The records below must be written out exactly, with every picture left behind.
***** Record extracts
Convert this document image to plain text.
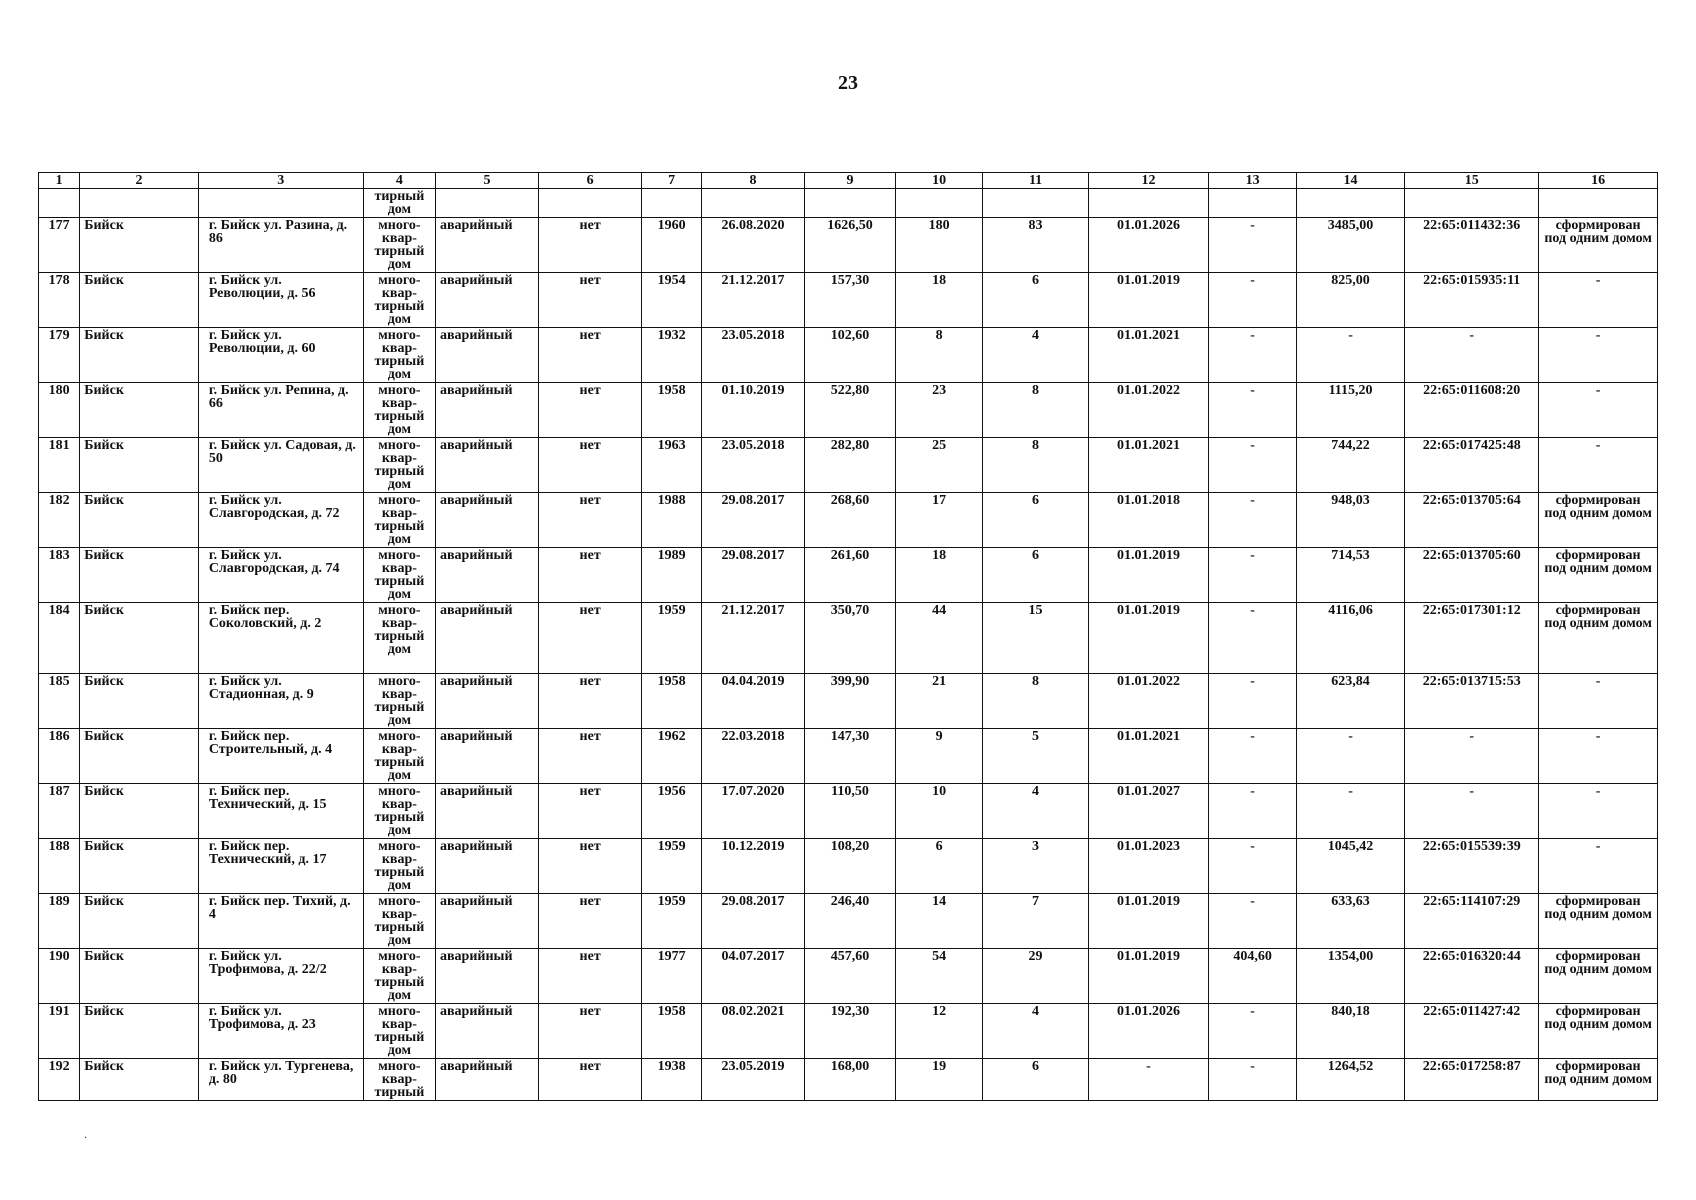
23
1	2	3	4	5	6	7	8	9	10	11	12	13	14	15	16

			тирный
дом												

177	Бийск	г. Бийск ул. Разина, д. 86	много-
квар-
тирный
дом	аварийный	нет	1960	26.08.2020	1626,50	180	83	01.01.2026	-	3485,00	22:65:011432:36	сформирован под одним домом
178	Бийск	г. Бийск ул. Революции, д. 56	много-
квар-
тирный
дом	аварийный	нет	1954	21.12.2017	157,30	18	6	01.01.2019	-	825,00	22:65:015935:11	-
179	Бийск	г. Бийск ул. Революции, д. 60	много-
квар-
тирный
дом	аварийный	нет	1932	23.05.2018	102,60	8	4	01.01.2021	-	-	-	-
180	Бийск	г. Бийск ул. Репина, д. 66	много-
квар-
тирный
дом	аварийный	нет	1958	01.10.2019	522,80	23	8	01.01.2022	-	1115,20	22:65:011608:20	-
181	Бийск	г. Бийск ул. Садовая, д. 50	много-
квар-
тирный
дом	аварийный	нет	1963	23.05.2018	282,80	25	8	01.01.2021	-	744,22	22:65:017425:48	-
182	Бийск	г. Бийск ул. Славгородская, д. 72	много-
квар-
тирный
дом	аварийный	нет	1988	29.08.2017	268,60	17	6	01.01.2018	-	948,03	22:65:013705:64	сформирован под одним домом
183	Бийск	г. Бийск ул. Славгородская, д. 74	много-
квар-
тирный
дом	аварийный	нет	1989	29.08.2017	261,60	18	6	01.01.2019	-	714,53	22:65:013705:60	сформирован под одним домом
184	Бийск	г. Бийск пер. Соколовский, д. 2	много-
квар-
тирный
дом	аварийный	нет	1959	21.12.2017	350,70	44	15	01.01.2019	-	4116,06	22:65:017301:12	сформирован под одним домом
185	Бийск	г. Бийск ул. Стадионная, д. 9	много-
квар-
тирный
дом	аварийный	нет	1958	04.04.2019	399,90	21	8	01.01.2022	-	623,84	22:65:013715:53	-
186	Бийск	г. Бийск пер. Строительный, д. 4	много-
квар-
тирный
дом	аварийный	нет	1962	22.03.2018	147,30	9	5	01.01.2021	-	-	-	-
187	Бийск	г. Бийск пер. Технический, д. 15	много-
квар-
тирный
дом	аварийный	нет	1956	17.07.2020	110,50	10	4	01.01.2027	-	-	-	-
188	Бийск	г. Бийск пер. Технический, д. 17	много-
квар-
тирный
дом	аварийный	нет	1959	10.12.2019	108,20	6	3	01.01.2023	-	1045,42	22:65:015539:39	-
189	Бийск	г. Бийск пер. Тихий, д. 4	много-
квар-
тирный
дом	аварийный	нет	1959	29.08.2017	246,40	14	7	01.01.2019	-	633,63	22:65:114107:29	сформирован под одним домом
190	Бийск	г. Бийск ул. Трофимова, д. 22/2	много-
квар-
тирный
дом	аварийный	нет	1977	04.07.2017	457,60	54	29	01.01.2019	404,60	1354,00	22:65:016320:44	сформирован под одним домом
191	Бийск	г. Бийск ул. Трофимова, д. 23	много-
квар-
тирный
дом	аварийный	нет	1958	08.02.2021	192,30	12	4	01.01.2026	-	840,18	22:65:011427:42	сформирован под одним домом
192	Бийск	г. Бийск ул. Тургенева, д. 80	много-
квар-
тирный	аварийный	нет	1938	23.05.2019	168,00	19	6	-	-	1264,52	22:65:017258:87	сформирован под одним домом
·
**********
Solution for this exercise:
Convert this document image to plain text.
23
1	2	3	4	5	6	7	8	9	10	11	12	13	14	15	16

			тирный
дом												

177	Бийск	г. Бийск ул. Разина, д. 86	много-
квар-
тирный
дом	аварийный	нет	1960	26.08.2020	1626,50	180	83	01.01.2026	-	3485,00	22:65:011432:36	сформирован под одним домом
178	Бийск	г. Бийск ул. Революции, д. 56	много-
квар-
тирный
дом	аварийный	нет	1954	21.12.2017	157,30	18	6	01.01.2019	-	825,00	22:65:015935:11	-
179	Бийск	г. Бийск ул. Революции, д. 60	много-
квар-
тирный
дом	аварийный	нет	1932	23.05.2018	102,60	8	4	01.01.2021	-	-	-	-
180	Бийск	г. Бийск ул. Репина, д. 66	много-
квар-
тирный
дом	аварийный	нет	1958	01.10.2019	522,80	23	8	01.01.2022	-	1115,20	22:65:011608:20	-
181	Бийск	г. Бийск ул. Садовая, д. 50	много-
квар-
тирный
дом	аварийный	нет	1963	23.05.2018	282,80	25	8	01.01.2021	-	744,22	22:65:017425:48	-
182	Бийск	г. Бийск ул. Славгородская, д. 72	много-
квар-
тирный
дом	аварийный	нет	1988	29.08.2017	268,60	17	6	01.01.2018	-	948,03	22:65:013705:64	сформирован под одним домом
183	Бийск	г. Бийск ул. Славгородская, д. 74	много-
квар-
тирный
дом	аварийный	нет	1989	29.08.2017	261,60	18	6	01.01.2019	-	714,53	22:65:013705:60	сформирован под одним домом
184	Бийск	г. Бийск пер. Соколовский, д. 2	много-
квар-
тирный
дом	аварийный	нет	1959	21.12.2017	350,70	44	15	01.01.2019	-	4116,06	22:65:017301:12	сформирован под одним домом
185	Бийск	г. Бийск ул. Стадионная, д. 9	много-
квар-
тирный
дом	аварийный	нет	1958	04.04.2019	399,90	21	8	01.01.2022	-	623,84	22:65:013715:53	-
186	Бийск	г. Бийск пер. Строительный, д. 4	много-
квар-
тирный
дом	аварийный	нет	1962	22.03.2018	147,30	9	5	01.01.2021	-	-	-	-
187	Бийск	г. Бийск пер. Технический, д. 15	много-
квар-
тирный
дом	аварийный	нет	1956	17.07.2020	110,50	10	4	01.01.2027	-	-	-	-
188	Бийск	г. Бийск пер. Технический, д. 17	много-
квар-
тирный
дом	аварийный	нет	1959	10.12.2019	108,20	6	3	01.01.2023	-	1045,42	22:65:015539:39	-
189	Бийск	г. Бийск пер. Тихий, д. 4	много-
квар-
тирный
дом	аварийный	нет	1959	29.08.2017	246,40	14	7	01.01.2019	-	633,63	22:65:114107:29	сформирован под одним домом
190	Бийск	г. Бийск ул. Трофимова, д. 22/2	много-
квар-
тирный
дом	аварийный	нет	1977	04.07.2017	457,60	54	29	01.01.2019	404,60	1354,00	22:65:016320:44	сформирован под одним домом
191	Бийск	г. Бийск ул. Трофимова, д. 23	много-
квар-
тирный
дом	аварийный	нет	1958	08.02.2021	192,30	12	4	01.01.2026	-	840,18	22:65:011427:42	сформирован под одним домом
192	Бийск	г. Бийск ул. Тургенева, д. 80	много-
квар-
тирный	аварийный	нет	1938	23.05.2019	168,00	19	6	-	-	1264,52	22:65:017258:87	сформирован под одним домом
·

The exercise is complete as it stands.